(Extracted data entries)
╔══

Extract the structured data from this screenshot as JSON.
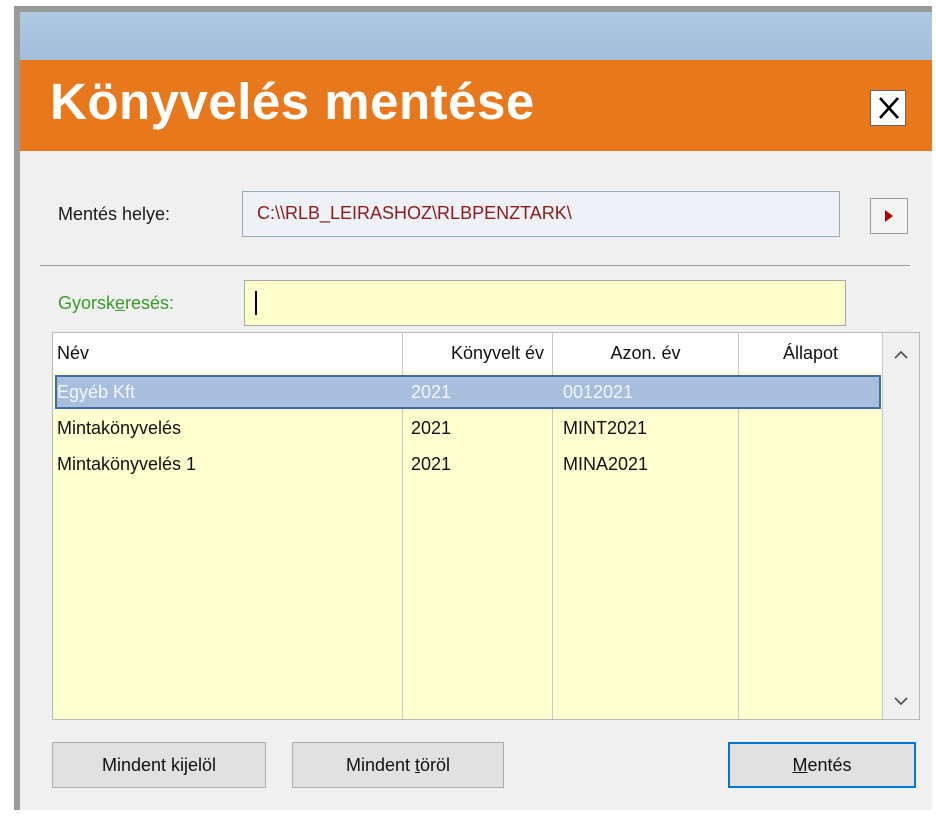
{
  "dialog": {
    "title": "Könyvelés mentése",
    "close_glyph": "X"
  },
  "location": {
    "label": "Mentés helye:",
    "path": "C:\\\\RLB_LEIRASHOZ\\RLBPENZTARK\\"
  },
  "search": {
    "label_pre": "Gyorsk",
    "label_hot": "e",
    "label_post": "resés:",
    "value": ""
  },
  "table": {
    "columns": [
      "Név",
      "Könyvelt év",
      "Azon. év",
      "Állapot"
    ],
    "rows": [
      {
        "name": "Egyéb Kft",
        "year": "2021",
        "id_year": "0012021",
        "status": "",
        "selected": true
      },
      {
        "name": "Mintakönyvelés",
        "year": "2021",
        "id_year": "MINT2021",
        "status": "",
        "selected": false
      },
      {
        "name": "Mintakönyvelés 1",
        "year": "2021",
        "id_year": "MINA2021",
        "status": "",
        "selected": false
      }
    ]
  },
  "buttons": {
    "select_all": {
      "pre": "Mindent ki",
      "hot": "j",
      "post": "elöl"
    },
    "clear_all": {
      "pre": "Mindent ",
      "hot": "t",
      "post": "öröl"
    },
    "save": {
      "pre": "",
      "hot": "M",
      "post": "entés"
    }
  },
  "icons": {
    "close": "close-icon",
    "browse": "triangle-right-icon",
    "scroll_up": "chevron-up-icon",
    "scroll_down": "chevron-down-icon"
  },
  "colors": {
    "title_bar": "#e8781c",
    "top_strip": "#a3bedb",
    "path_text": "#8b1a1a",
    "search_label": "#3a9a2a",
    "grid_body": "#ffffd0",
    "selected_row": "#a7bfdd",
    "primary_border": "#0078d7"
  }
}
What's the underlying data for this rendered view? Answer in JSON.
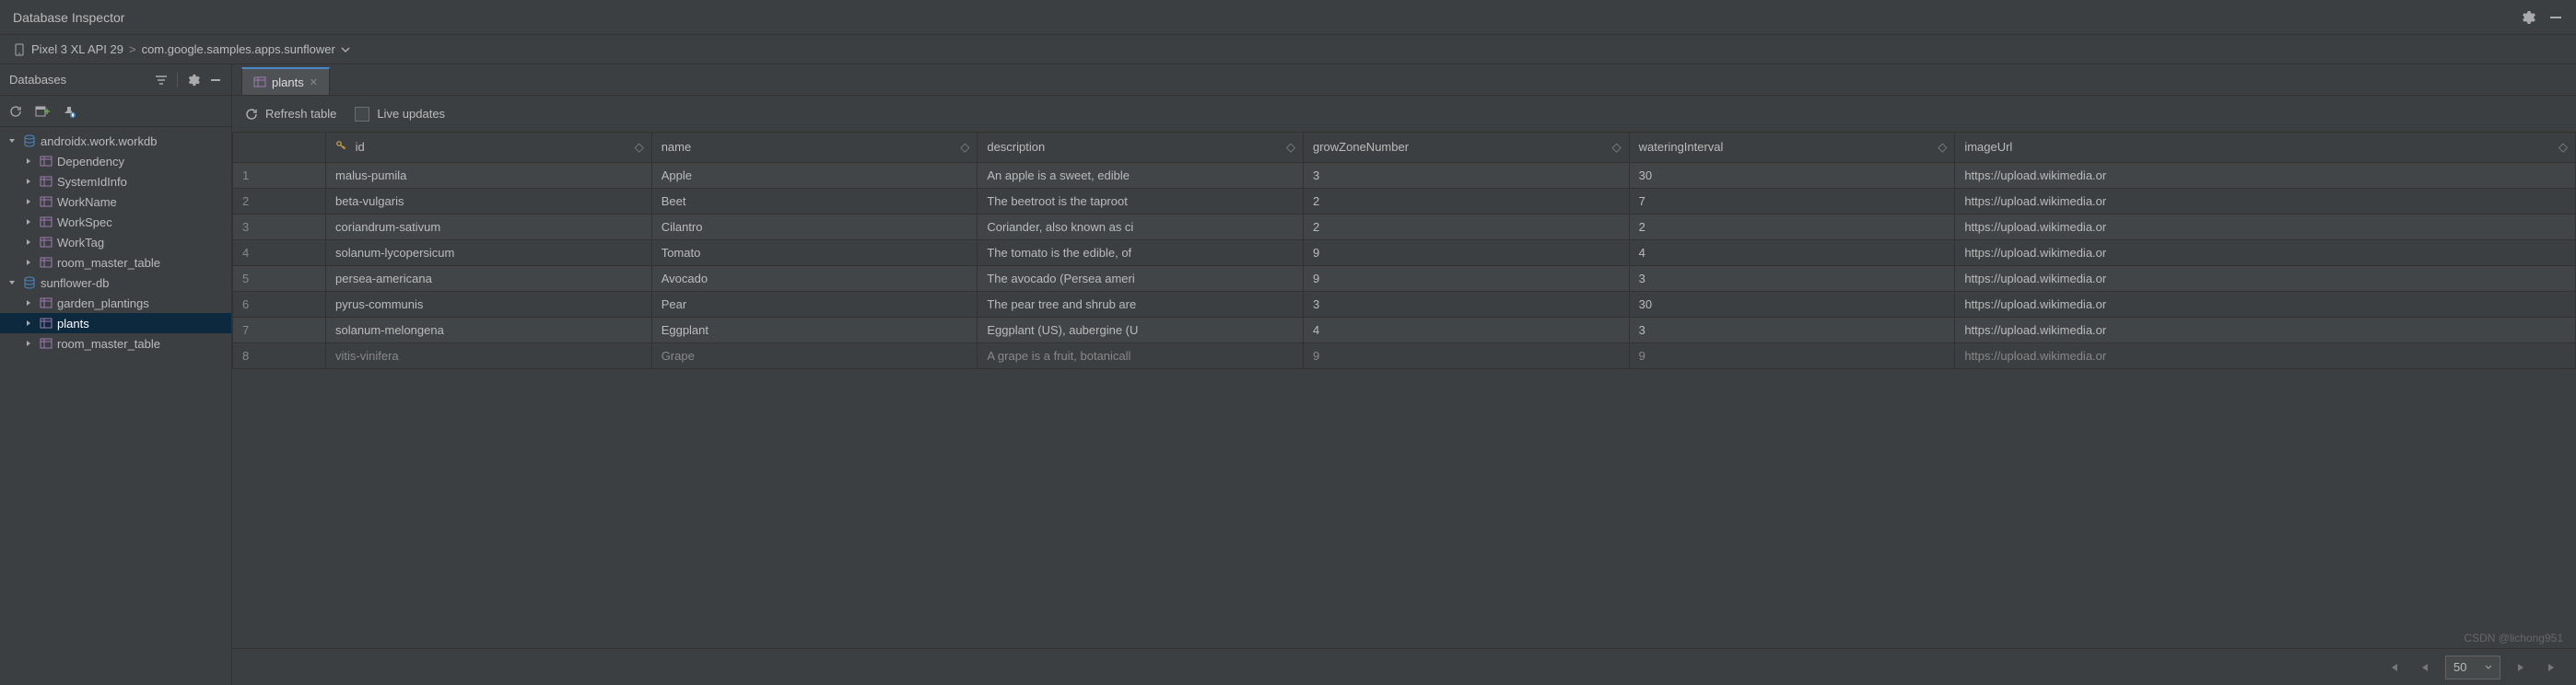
{
  "header": {
    "title": "Database Inspector"
  },
  "breadcrumb": {
    "device": "Pixel 3 XL API 29",
    "sep": ">",
    "app": "com.google.samples.apps.sunflower"
  },
  "sidebar": {
    "title": "Databases",
    "tree": [
      {
        "kind": "db",
        "label": "androidx.work.workdb",
        "expanded": true,
        "level": 0
      },
      {
        "kind": "table",
        "label": "Dependency",
        "level": 1
      },
      {
        "kind": "table",
        "label": "SystemIdInfo",
        "level": 1
      },
      {
        "kind": "table",
        "label": "WorkName",
        "level": 1
      },
      {
        "kind": "table",
        "label": "WorkSpec",
        "level": 1
      },
      {
        "kind": "table",
        "label": "WorkTag",
        "level": 1
      },
      {
        "kind": "table",
        "label": "room_master_table",
        "level": 1
      },
      {
        "kind": "db",
        "label": "sunflower-db",
        "expanded": true,
        "level": 0
      },
      {
        "kind": "table",
        "label": "garden_plantings",
        "level": 1
      },
      {
        "kind": "table",
        "label": "plants",
        "level": 1,
        "selected": true
      },
      {
        "kind": "table",
        "label": "room_master_table",
        "level": 1
      }
    ]
  },
  "tab": {
    "label": "plants"
  },
  "toolbar": {
    "refresh": "Refresh table",
    "live": "Live updates"
  },
  "columns": [
    "id",
    "name",
    "description",
    "growZoneNumber",
    "wateringInterval",
    "imageUrl"
  ],
  "rows": [
    {
      "n": "1",
      "id": "malus-pumila",
      "name": "Apple",
      "description": "An apple is a sweet, edible",
      "gzn": "3",
      "wi": "30",
      "url": "https://upload.wikimedia.or"
    },
    {
      "n": "2",
      "id": "beta-vulgaris",
      "name": "Beet",
      "description": "The beetroot is the taproot",
      "gzn": "2",
      "wi": "7",
      "url": "https://upload.wikimedia.or"
    },
    {
      "n": "3",
      "id": "coriandrum-sativum",
      "name": "Cilantro",
      "description": "Coriander, also known as ci",
      "gzn": "2",
      "wi": "2",
      "url": "https://upload.wikimedia.or"
    },
    {
      "n": "4",
      "id": "solanum-lycopersicum",
      "name": "Tomato",
      "description": "The tomato is the edible, of",
      "gzn": "9",
      "wi": "4",
      "url": "https://upload.wikimedia.or"
    },
    {
      "n": "5",
      "id": "persea-americana",
      "name": "Avocado",
      "description": "The avocado (Persea ameri",
      "gzn": "9",
      "wi": "3",
      "url": "https://upload.wikimedia.or"
    },
    {
      "n": "6",
      "id": "pyrus-communis",
      "name": "Pear",
      "description": "The pear tree and shrub are",
      "gzn": "3",
      "wi": "30",
      "url": "https://upload.wikimedia.or"
    },
    {
      "n": "7",
      "id": "solanum-melongena",
      "name": "Eggplant",
      "description": "Eggplant (US), aubergine (U",
      "gzn": "4",
      "wi": "3",
      "url": "https://upload.wikimedia.or"
    },
    {
      "n": "8",
      "id": "vitis-vinifera",
      "name": "Grape",
      "description": "A grape is a fruit, botanicall",
      "gzn": "9",
      "wi": "9",
      "url": "https://upload.wikimedia.or"
    }
  ],
  "pagination": {
    "pageSize": "50"
  },
  "watermark": "CSDN @lichong951"
}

╚══

* Exercise description: Reproduce each line of the material containing the word "solanum".

* Written solution:
      "id": "solanum-lycopersicum",
      "id": "solanum-melongena",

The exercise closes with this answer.